▸ **Written exercise**: Check each line of the data for "softmax" and select those that have it.

── Entries supplied ──

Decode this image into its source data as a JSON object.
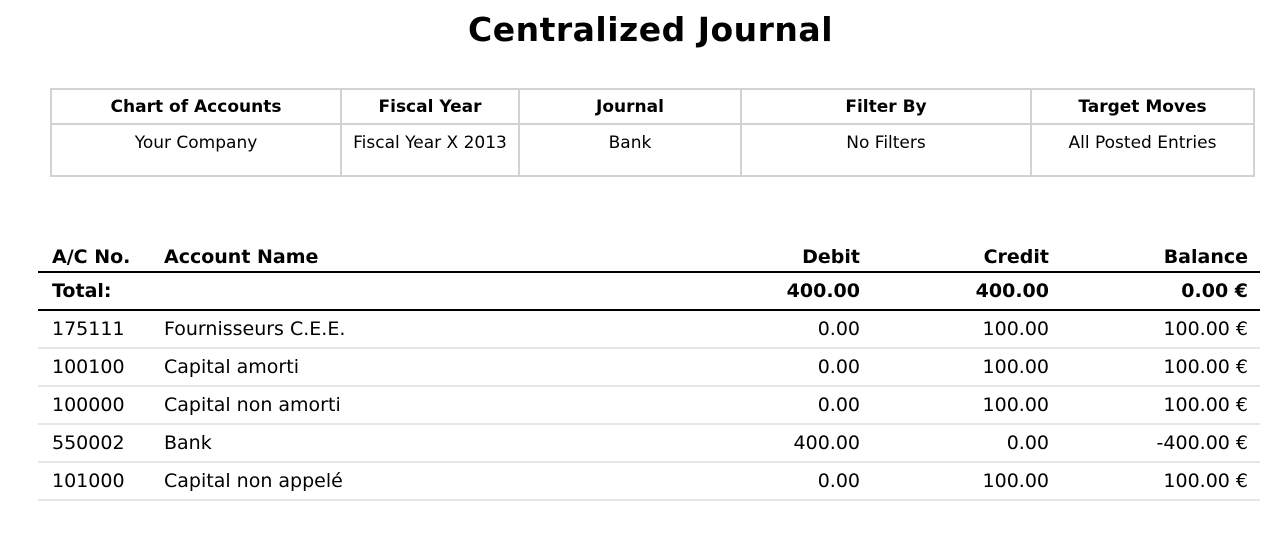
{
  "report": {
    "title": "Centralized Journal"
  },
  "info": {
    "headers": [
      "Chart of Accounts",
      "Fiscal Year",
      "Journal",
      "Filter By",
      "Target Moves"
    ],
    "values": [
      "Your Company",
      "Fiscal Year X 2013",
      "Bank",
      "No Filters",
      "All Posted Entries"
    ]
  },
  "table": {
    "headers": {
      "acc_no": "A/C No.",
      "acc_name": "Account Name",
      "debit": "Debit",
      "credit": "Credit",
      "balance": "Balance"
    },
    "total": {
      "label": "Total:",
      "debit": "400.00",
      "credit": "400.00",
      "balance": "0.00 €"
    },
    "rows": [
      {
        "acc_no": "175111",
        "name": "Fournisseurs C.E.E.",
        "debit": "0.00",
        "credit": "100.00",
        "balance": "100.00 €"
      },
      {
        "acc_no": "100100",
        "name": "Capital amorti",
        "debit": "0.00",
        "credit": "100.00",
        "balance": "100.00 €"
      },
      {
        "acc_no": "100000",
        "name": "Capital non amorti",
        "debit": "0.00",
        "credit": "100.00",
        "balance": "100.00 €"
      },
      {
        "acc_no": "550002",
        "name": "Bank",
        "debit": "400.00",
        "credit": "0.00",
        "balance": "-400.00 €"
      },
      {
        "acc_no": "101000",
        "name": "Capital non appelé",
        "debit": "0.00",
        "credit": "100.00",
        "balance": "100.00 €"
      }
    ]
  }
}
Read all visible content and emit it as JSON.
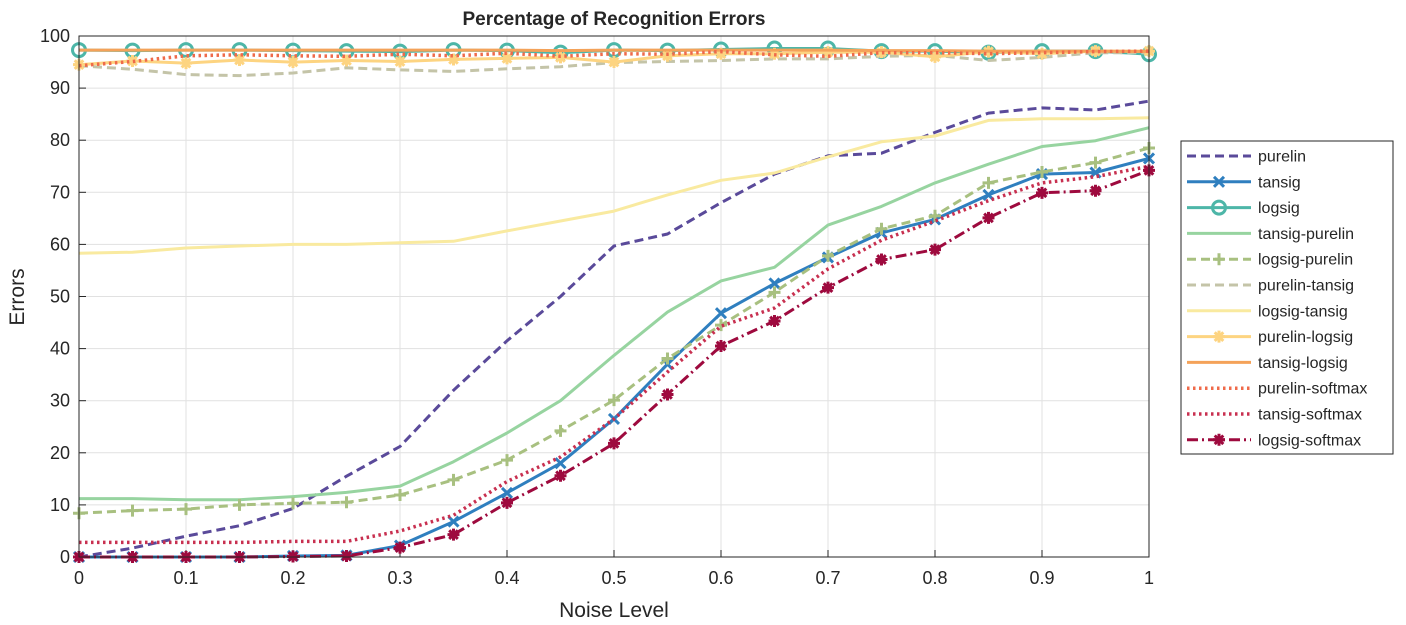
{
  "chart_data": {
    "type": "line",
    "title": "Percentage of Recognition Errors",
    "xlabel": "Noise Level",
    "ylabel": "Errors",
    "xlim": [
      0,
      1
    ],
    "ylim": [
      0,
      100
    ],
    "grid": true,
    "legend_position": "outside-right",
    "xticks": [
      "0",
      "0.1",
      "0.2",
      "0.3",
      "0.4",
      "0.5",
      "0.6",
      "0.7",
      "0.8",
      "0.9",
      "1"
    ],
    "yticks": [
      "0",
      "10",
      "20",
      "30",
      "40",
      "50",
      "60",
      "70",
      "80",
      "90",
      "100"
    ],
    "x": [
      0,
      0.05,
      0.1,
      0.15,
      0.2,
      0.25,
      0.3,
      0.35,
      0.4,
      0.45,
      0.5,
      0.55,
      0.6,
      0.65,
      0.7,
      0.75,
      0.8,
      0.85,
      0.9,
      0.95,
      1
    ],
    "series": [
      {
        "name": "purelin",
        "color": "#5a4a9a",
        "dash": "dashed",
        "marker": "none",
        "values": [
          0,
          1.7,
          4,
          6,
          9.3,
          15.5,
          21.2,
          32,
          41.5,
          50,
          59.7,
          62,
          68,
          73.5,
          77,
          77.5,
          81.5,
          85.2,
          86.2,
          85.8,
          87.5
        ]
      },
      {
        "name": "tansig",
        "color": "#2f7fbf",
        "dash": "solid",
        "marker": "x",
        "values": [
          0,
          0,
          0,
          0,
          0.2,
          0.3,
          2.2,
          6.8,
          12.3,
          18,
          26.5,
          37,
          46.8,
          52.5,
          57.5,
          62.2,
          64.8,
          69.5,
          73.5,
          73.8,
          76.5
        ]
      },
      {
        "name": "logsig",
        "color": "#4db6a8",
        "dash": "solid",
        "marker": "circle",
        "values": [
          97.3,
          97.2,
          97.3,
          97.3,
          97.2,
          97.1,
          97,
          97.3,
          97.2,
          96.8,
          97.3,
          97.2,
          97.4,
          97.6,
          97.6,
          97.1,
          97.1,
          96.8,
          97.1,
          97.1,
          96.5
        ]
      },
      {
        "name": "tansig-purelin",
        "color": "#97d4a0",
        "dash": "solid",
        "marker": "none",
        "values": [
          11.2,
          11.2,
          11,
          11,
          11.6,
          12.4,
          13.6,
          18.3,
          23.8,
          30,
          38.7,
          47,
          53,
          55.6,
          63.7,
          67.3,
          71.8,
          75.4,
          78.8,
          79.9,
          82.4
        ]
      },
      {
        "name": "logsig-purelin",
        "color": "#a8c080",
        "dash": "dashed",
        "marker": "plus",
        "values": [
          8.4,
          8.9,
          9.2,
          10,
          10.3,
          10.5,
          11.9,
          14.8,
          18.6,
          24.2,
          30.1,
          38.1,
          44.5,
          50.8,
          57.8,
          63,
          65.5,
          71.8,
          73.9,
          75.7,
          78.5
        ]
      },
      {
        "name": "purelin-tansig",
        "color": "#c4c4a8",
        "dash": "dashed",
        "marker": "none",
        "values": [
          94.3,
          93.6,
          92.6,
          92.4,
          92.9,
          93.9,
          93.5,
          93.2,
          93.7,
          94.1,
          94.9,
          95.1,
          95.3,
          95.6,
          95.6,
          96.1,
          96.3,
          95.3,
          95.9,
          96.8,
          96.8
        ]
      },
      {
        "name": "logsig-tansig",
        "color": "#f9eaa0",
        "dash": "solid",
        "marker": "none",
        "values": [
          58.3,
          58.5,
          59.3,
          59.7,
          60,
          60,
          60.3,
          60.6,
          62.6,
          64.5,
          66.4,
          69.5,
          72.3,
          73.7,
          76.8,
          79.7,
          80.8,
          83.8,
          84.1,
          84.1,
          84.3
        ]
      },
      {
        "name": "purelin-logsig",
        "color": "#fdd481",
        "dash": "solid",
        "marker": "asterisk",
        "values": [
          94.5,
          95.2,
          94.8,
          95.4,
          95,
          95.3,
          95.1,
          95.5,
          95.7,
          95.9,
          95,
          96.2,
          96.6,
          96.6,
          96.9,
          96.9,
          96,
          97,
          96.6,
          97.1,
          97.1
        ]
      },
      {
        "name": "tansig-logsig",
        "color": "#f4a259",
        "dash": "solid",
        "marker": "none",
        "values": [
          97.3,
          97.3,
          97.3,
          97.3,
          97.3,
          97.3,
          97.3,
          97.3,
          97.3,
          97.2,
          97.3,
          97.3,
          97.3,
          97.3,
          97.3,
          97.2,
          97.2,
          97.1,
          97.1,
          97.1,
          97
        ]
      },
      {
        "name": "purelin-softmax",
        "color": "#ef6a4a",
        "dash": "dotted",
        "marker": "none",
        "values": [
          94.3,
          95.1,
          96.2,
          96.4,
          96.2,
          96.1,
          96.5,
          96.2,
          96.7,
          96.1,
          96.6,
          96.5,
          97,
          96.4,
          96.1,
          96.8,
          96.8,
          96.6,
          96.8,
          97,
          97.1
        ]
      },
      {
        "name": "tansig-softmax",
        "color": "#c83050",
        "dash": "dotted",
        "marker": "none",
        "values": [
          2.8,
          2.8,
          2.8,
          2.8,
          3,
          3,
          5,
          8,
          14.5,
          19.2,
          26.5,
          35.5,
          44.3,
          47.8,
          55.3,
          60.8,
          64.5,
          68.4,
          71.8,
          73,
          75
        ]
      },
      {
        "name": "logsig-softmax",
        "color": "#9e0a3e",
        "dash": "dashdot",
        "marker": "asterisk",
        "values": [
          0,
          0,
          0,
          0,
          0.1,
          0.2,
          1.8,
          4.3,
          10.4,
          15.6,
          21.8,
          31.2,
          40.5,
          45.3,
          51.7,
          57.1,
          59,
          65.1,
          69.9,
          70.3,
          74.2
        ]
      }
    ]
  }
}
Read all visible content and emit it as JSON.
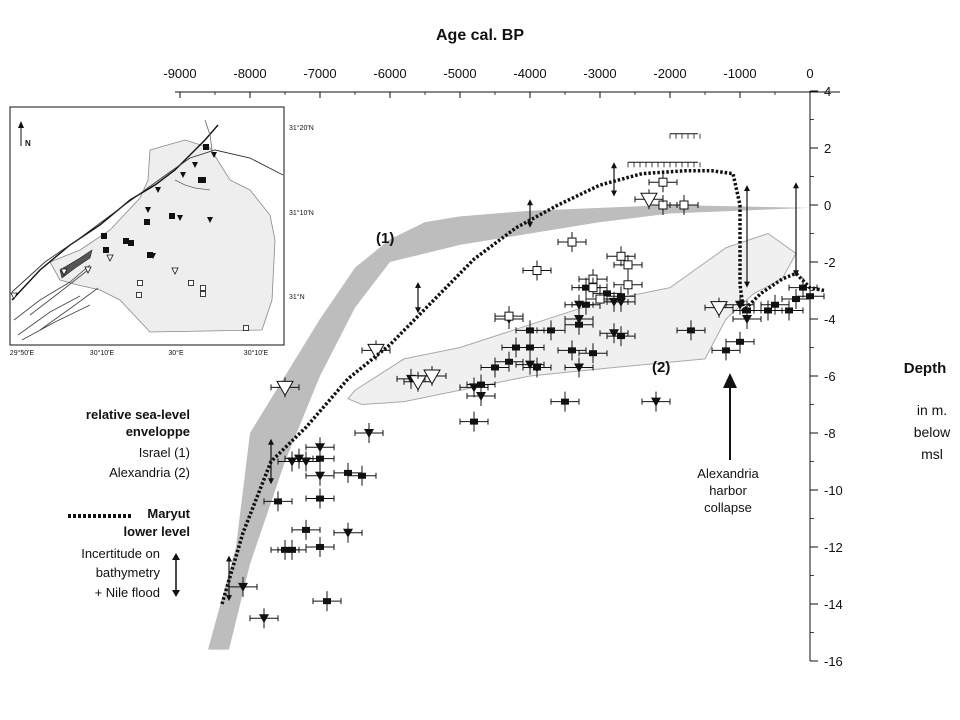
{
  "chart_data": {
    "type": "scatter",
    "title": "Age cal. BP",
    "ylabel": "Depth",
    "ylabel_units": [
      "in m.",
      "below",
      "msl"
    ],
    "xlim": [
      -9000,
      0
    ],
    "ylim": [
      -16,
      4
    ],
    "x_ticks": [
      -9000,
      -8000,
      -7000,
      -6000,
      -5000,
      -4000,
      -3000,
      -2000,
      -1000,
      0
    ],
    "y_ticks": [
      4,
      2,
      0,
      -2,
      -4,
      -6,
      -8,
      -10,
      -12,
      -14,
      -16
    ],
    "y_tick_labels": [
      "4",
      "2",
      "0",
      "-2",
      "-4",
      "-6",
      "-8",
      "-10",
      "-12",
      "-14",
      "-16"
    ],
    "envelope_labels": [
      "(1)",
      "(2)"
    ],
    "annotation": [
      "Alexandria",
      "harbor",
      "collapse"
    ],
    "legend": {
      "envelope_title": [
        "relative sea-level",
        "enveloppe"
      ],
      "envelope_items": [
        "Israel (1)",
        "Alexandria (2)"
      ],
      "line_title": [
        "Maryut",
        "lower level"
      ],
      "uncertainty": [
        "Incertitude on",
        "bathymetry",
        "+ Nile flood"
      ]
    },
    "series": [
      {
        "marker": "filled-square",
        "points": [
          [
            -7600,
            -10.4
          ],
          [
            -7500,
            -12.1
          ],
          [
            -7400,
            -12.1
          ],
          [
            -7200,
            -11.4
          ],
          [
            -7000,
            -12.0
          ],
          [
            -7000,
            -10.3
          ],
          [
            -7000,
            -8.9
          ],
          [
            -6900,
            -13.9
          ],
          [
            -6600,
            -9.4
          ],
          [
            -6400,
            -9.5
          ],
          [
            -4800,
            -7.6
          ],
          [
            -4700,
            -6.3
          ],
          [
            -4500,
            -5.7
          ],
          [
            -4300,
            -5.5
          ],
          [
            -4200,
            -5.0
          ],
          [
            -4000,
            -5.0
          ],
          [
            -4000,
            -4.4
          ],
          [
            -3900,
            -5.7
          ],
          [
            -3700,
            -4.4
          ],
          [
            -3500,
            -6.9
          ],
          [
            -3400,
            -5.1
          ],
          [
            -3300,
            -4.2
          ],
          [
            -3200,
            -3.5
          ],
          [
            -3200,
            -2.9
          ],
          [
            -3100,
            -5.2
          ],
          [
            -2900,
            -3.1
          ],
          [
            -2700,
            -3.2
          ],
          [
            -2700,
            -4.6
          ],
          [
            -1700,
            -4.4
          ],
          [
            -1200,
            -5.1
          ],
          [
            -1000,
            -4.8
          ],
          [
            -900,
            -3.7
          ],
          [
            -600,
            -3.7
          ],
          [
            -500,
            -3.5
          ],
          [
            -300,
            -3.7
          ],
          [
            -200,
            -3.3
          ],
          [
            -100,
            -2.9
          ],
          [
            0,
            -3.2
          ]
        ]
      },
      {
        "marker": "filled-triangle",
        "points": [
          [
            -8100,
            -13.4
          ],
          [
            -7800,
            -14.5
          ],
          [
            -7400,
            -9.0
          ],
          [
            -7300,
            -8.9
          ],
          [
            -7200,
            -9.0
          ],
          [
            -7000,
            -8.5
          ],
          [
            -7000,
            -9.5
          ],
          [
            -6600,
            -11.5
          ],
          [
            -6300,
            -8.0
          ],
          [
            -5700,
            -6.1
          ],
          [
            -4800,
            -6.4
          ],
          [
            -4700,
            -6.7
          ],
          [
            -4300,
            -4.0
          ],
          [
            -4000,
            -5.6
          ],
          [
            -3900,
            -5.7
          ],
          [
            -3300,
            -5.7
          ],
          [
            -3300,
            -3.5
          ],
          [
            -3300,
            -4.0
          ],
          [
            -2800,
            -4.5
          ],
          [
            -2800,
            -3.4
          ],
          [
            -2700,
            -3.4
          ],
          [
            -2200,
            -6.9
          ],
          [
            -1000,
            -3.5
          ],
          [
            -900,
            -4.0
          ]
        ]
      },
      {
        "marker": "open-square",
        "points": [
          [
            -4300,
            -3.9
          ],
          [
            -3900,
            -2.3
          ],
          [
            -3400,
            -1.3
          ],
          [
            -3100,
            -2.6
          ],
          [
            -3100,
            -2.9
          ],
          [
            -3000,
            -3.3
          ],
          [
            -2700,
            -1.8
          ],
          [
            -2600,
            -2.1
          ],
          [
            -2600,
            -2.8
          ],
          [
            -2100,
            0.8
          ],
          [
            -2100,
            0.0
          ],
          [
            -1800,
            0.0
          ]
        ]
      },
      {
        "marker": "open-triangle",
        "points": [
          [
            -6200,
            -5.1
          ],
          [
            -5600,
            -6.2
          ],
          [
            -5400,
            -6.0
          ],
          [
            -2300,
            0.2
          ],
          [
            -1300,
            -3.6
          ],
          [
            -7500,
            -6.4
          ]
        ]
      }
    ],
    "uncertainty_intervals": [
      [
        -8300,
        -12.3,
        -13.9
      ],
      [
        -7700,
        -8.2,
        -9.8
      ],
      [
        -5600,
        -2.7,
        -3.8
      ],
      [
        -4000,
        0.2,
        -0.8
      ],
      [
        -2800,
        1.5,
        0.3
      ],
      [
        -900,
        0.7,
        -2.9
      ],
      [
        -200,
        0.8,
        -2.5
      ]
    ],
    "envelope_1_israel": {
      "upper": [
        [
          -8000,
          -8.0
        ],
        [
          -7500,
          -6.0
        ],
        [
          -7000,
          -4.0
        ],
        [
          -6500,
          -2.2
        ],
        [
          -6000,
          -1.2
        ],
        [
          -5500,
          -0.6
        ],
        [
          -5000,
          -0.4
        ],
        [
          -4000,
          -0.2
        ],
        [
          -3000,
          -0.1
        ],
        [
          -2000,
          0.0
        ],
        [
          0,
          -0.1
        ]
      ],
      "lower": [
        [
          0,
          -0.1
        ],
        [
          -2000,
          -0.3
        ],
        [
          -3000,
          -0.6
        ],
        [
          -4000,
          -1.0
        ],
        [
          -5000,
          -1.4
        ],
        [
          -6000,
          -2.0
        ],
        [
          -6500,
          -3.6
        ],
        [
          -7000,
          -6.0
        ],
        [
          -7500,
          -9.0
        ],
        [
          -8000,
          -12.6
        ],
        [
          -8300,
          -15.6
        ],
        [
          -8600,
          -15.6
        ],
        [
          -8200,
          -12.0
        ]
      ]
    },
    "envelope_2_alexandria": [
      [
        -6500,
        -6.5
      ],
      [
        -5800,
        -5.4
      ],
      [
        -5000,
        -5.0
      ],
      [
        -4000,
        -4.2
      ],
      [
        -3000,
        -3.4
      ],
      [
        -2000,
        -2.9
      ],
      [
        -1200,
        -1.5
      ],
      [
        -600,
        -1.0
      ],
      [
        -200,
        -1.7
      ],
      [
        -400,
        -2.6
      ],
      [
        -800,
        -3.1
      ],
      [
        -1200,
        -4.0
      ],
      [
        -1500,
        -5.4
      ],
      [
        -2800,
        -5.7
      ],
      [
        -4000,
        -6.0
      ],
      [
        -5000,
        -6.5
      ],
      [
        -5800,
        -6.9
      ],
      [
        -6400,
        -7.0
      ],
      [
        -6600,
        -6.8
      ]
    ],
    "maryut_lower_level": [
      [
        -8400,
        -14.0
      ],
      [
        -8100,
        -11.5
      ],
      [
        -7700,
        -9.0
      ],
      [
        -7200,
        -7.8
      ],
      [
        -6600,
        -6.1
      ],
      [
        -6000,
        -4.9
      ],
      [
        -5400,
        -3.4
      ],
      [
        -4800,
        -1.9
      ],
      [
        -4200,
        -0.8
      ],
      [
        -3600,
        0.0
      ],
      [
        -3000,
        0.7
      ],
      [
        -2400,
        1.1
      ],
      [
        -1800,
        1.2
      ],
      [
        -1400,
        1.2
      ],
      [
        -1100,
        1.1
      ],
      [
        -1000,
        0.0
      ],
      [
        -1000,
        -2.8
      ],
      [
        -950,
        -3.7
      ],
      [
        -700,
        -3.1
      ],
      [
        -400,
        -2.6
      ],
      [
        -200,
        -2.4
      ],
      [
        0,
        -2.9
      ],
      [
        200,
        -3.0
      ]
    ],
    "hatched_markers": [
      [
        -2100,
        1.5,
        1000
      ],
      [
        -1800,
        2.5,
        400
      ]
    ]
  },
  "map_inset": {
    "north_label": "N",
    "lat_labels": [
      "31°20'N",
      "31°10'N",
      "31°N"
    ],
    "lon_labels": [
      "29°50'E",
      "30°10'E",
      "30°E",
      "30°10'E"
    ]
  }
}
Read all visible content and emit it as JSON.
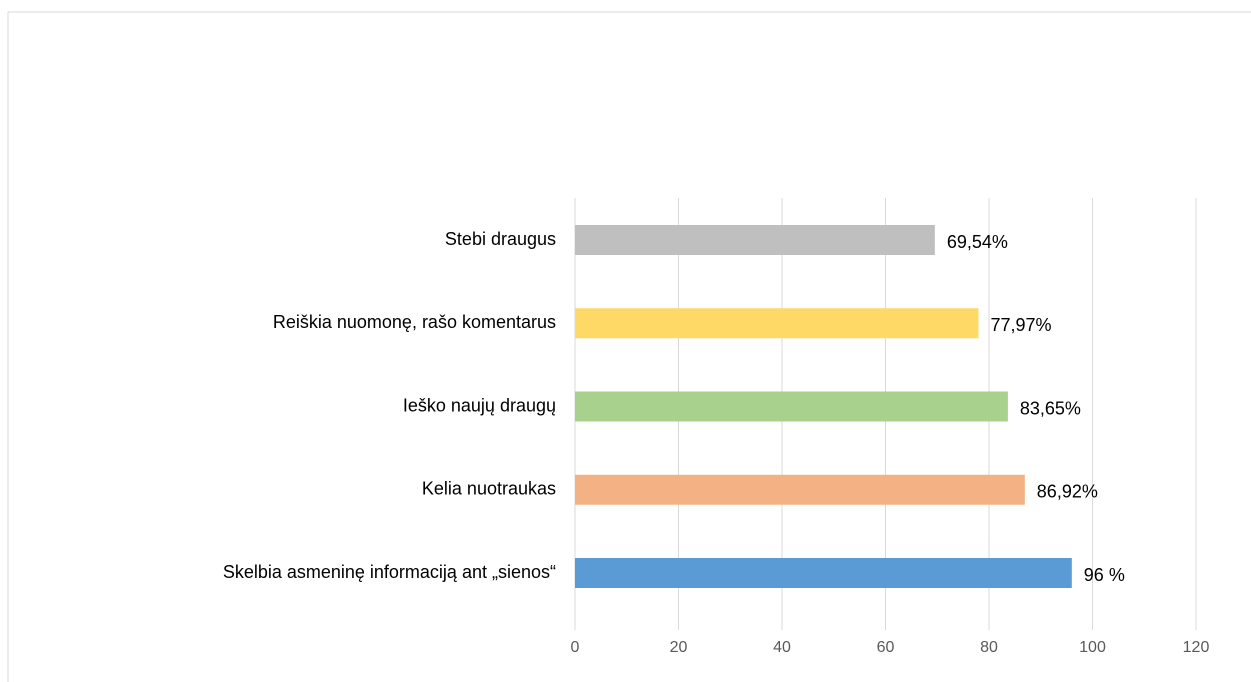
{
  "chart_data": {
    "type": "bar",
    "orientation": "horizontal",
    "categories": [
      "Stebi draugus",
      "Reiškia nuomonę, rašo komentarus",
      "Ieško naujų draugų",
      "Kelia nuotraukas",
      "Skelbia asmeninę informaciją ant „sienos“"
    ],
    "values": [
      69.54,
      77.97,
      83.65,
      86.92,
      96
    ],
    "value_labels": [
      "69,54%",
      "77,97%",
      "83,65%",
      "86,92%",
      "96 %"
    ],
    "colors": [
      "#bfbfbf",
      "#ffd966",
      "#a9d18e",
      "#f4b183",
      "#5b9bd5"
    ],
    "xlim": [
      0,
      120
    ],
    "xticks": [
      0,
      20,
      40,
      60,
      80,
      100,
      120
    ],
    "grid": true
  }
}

───

▸ **Problem solution**:
        "name": "purelin-softmax",
        "name": "tansig-softmax",
        "name": "logsig-softmax",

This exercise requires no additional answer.